Look through the lines below and extract each one that contains "name".
....................
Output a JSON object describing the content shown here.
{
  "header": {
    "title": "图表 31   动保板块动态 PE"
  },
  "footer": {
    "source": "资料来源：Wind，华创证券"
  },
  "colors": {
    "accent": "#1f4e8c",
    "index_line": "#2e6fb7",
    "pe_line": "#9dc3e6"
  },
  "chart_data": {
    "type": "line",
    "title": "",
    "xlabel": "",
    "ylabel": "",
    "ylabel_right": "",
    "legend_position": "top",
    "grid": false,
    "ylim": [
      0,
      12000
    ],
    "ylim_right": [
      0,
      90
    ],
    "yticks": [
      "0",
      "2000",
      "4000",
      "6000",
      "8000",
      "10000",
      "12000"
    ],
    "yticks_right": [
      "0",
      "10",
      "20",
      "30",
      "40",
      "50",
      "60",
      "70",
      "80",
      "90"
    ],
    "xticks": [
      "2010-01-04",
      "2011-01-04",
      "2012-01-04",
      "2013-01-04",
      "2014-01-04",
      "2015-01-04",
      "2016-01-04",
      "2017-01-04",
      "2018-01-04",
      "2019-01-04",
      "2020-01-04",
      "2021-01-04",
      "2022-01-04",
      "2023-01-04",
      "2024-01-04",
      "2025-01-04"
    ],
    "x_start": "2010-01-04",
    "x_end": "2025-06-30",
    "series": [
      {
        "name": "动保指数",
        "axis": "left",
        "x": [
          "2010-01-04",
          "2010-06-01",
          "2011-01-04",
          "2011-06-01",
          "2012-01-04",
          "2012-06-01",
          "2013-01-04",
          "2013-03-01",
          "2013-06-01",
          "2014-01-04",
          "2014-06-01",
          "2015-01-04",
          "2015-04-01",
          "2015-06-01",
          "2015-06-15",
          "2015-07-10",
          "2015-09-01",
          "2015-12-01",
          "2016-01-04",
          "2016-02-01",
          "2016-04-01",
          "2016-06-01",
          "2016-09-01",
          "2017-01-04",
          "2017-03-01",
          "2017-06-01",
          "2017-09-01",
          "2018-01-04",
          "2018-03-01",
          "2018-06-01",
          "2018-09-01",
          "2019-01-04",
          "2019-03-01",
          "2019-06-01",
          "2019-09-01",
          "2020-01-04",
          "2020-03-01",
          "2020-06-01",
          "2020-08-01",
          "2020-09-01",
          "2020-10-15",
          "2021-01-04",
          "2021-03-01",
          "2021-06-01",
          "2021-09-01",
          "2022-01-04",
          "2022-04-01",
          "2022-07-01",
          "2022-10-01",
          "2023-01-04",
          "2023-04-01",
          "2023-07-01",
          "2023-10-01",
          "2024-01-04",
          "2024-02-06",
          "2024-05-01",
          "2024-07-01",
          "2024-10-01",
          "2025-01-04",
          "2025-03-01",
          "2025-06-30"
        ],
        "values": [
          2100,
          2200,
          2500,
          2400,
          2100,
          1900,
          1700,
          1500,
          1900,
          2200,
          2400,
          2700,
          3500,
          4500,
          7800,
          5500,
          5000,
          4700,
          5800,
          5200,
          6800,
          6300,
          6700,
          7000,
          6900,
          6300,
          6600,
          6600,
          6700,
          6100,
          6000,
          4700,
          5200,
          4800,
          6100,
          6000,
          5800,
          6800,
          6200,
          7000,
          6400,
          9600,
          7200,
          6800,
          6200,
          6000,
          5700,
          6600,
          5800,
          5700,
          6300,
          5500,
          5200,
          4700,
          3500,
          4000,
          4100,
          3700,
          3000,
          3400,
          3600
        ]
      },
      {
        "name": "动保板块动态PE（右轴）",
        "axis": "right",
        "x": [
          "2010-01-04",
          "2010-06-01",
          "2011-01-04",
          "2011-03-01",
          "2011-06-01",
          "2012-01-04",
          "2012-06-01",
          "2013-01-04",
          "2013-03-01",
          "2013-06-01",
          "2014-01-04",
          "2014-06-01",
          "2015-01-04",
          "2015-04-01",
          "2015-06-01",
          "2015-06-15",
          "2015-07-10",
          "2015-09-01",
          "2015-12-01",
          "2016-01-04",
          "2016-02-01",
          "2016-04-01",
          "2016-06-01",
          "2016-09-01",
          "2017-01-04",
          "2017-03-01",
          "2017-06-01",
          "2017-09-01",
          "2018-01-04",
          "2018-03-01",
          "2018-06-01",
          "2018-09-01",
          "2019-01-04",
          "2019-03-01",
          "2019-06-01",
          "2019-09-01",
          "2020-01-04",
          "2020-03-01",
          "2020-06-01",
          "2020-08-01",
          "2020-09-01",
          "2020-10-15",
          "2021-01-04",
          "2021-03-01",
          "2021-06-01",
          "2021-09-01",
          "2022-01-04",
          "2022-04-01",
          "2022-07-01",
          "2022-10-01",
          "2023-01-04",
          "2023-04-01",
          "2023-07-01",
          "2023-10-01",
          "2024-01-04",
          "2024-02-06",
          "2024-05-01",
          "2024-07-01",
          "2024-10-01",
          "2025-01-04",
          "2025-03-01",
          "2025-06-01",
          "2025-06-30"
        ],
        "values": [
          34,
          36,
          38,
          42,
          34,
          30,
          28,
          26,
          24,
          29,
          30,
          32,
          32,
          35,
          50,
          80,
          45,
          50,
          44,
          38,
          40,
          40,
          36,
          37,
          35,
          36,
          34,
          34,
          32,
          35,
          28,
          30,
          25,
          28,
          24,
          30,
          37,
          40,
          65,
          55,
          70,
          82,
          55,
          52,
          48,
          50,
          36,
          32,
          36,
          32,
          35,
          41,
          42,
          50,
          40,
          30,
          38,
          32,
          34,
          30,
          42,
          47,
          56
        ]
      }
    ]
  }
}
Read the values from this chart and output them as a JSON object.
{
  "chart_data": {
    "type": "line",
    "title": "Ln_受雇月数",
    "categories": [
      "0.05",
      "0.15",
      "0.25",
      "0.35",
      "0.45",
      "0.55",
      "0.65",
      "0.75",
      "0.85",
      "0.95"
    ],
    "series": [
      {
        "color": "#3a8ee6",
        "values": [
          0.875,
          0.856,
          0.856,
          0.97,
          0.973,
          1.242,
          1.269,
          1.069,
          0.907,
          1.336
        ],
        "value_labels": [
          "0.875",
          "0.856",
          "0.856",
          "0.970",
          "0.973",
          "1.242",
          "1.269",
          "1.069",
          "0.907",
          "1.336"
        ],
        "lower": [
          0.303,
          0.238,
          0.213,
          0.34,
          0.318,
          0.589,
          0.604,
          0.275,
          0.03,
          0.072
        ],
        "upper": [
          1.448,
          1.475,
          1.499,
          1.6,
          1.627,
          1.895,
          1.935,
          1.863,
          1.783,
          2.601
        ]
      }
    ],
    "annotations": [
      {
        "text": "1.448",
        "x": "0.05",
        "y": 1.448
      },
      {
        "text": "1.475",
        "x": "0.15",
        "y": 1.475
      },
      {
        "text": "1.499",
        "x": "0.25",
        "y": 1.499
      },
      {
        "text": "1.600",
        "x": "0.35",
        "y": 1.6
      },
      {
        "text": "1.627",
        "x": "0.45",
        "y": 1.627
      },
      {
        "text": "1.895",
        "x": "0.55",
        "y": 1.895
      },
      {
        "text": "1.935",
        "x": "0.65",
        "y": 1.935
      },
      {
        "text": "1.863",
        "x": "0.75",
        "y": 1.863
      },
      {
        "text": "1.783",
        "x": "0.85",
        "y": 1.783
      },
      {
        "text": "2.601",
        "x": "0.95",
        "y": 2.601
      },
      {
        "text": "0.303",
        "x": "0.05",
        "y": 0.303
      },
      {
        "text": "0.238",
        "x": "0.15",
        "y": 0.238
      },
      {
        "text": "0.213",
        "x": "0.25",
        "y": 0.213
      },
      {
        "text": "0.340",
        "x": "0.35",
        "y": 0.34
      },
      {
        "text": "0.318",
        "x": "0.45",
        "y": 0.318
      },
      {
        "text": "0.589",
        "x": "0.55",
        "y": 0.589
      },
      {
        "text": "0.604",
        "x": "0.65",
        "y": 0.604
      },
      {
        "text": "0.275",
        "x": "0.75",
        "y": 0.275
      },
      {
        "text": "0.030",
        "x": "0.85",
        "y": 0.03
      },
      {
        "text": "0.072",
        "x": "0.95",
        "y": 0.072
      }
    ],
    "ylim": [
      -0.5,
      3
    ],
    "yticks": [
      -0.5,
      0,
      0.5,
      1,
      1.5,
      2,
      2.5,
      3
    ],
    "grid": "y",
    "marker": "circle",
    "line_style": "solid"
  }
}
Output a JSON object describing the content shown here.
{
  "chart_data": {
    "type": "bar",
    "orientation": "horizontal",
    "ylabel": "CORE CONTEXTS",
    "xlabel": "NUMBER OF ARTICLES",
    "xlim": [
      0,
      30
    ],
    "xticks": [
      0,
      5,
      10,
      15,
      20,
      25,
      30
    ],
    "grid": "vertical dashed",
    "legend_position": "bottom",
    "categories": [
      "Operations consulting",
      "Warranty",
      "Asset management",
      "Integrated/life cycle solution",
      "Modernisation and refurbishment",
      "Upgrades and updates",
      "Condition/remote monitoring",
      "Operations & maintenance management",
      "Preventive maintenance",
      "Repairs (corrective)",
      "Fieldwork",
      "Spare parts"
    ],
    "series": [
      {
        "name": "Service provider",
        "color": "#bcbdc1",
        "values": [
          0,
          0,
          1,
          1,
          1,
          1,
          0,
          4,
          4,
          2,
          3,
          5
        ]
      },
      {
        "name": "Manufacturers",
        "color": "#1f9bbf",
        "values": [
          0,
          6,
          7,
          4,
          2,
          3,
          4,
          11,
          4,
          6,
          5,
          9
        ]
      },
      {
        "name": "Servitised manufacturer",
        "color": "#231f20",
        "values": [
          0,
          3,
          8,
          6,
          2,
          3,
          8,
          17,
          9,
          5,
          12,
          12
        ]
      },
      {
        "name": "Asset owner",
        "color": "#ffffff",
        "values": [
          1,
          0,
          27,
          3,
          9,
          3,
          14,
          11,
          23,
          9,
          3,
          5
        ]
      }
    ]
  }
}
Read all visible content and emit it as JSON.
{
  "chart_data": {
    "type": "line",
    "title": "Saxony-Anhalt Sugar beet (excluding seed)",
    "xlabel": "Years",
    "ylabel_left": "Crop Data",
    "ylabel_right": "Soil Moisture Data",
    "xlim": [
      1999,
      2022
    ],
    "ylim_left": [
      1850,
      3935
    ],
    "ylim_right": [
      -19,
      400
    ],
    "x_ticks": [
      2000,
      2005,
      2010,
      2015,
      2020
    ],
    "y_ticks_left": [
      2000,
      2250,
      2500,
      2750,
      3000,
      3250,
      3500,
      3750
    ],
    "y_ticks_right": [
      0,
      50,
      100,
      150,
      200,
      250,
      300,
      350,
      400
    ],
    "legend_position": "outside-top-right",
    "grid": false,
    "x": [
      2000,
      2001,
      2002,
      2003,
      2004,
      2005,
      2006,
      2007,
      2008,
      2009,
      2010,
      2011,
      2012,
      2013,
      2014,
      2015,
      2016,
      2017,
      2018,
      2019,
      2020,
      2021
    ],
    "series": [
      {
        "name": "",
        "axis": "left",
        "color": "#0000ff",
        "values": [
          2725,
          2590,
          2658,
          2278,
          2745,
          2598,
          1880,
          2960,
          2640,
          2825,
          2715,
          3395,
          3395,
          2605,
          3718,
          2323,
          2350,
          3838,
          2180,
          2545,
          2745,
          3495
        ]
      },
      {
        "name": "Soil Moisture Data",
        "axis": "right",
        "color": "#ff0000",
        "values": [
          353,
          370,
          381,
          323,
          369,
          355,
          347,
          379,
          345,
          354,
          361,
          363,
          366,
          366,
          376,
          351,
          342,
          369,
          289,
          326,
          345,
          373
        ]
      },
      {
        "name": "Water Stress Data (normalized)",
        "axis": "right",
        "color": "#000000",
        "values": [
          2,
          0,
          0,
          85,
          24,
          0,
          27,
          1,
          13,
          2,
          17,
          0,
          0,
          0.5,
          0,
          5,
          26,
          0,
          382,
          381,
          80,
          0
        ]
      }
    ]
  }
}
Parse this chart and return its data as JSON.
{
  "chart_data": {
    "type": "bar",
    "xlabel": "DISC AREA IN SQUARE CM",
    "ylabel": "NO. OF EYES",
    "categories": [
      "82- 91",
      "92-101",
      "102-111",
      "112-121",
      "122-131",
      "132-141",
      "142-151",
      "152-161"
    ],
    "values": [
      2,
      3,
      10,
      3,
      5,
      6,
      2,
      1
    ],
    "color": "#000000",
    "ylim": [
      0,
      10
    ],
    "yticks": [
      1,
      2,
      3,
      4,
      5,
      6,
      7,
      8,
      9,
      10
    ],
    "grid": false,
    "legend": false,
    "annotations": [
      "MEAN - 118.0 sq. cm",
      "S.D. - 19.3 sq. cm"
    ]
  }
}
....................
■ Result ■
        "name": "动保指数",
        "name": "动保板块动态PE（右轴）",
        "name": "Service provider",
        "name": "Manufacturers",
        "name": "Servitised manufacturer",
        "name": "Asset owner",
        "name": "",
        "name": "Soil Moisture Data",
        "name": "Water Stress Data (normalized)",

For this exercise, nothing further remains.